— What to do —
The listing below is to be output in its exact form.

— Data records —
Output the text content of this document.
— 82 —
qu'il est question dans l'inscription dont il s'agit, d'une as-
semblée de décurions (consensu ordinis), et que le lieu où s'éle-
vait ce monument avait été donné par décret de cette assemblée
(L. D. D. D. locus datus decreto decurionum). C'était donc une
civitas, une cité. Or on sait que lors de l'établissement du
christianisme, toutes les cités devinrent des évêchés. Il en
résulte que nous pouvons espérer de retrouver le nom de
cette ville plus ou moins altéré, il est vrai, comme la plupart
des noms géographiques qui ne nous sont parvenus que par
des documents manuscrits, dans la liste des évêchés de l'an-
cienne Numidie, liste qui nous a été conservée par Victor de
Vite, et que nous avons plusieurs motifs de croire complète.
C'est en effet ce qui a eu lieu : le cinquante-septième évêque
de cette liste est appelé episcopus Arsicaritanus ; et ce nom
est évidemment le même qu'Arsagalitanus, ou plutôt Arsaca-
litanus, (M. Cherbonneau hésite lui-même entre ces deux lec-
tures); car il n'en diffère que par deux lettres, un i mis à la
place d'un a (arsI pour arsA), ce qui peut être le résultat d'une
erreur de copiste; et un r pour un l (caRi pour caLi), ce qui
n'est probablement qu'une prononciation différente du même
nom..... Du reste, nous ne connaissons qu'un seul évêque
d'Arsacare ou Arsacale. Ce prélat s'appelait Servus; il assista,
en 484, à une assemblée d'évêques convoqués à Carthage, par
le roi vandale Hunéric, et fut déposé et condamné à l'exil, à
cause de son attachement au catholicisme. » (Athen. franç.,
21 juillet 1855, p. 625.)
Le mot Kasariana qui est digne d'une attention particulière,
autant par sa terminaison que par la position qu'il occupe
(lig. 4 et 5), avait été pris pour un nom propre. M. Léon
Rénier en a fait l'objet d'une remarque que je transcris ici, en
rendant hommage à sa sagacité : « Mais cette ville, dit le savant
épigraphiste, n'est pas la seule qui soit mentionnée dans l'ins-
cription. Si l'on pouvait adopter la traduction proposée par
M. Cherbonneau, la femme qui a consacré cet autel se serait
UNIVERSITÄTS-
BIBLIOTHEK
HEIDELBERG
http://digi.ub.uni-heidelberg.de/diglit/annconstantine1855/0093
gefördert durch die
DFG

— Task output —
Output the text content of this document.
— 82 —
qu'il est question dans l'inscription dont il s'agit, d'une as-
semblée de décurions (consensu ordinis), et que le lieu où s'éle-
vait ce monument avait été donné par décret de cette assemblée
(L. D. D. D. locus datus decreto decurionum). C'était donc une
civitas, une cité. Or on sait que lors de l'établissement du
christianisme, toutes les cités devinrent des évêchés. Il en
résulte que nous pouvons espérer de retrouver le nom de
cette ville plus ou moins altéré, il est vrai, comme la plupart
des noms géographiques qui ne nous sont parvenus que par
des documents manuscrits, dans la liste des évêchés de l'an-
cienne Numidie, liste qui nous a été conservée par Victor de
Vite, et que nous avons plusieurs motifs de croire complète.
C'est en effet ce qui a eu lieu : le cinquante-septième évêque
de cette liste est appelé episcopus Arsicaritanus ; et ce nom
est évidemment le même qu'Arsagalitanus, ou plutôt Arsaca-
litanus, (M. Cherbonneau hésite lui-même entre ces deux lec-
tures); car il n'en diffère que par deux lettres, un i mis à la
place d'un a (arsI pour arsA), ce qui peut être le résultat d'une
erreur de copiste; et un r pour un l (caRi pour caLi), ce qui
n'est probablement qu'une prononciation différente du même
nom..... Du reste, nous ne connaissons qu'un seul évêque
d'Arsacare ou Arsacale. Ce prélat s'appelait Servus; il assista,
en 484, à une assemblée d'évêques convoqués à Carthage, par
le roi vandale Hunéric, et fut déposé et condamné à l'exil, à
cause de son attachement au catholicisme. » (Athen. franç.,
21 juillet 1855, p. 625.)
Le mot Kasariana qui est digne d'une attention particulière,
autant par sa terminaison que par la position qu'il occupe
(lig. 4 et 5), avait été pris pour un nom propre. M. Léon
Rénier en a fait l'objet d'une remarque que je transcris ici, en
rendant hommage à sa sagacité : « Mais cette ville, dit le savant
épigraphiste, n'est pas la seule qui soit mentionnée dans l'ins-
cription. Si l'on pouvait adopter la traduction proposée par
M. Cherbonneau, la femme qui a consacré cet autel se serait
UNIVERSITÄTS-
BIBLIOTHEK
HEIDELBERG
http://digi.ub.uni-heidelberg.de/diglit/annconstantine1855/0093
gefördert durch die
DFG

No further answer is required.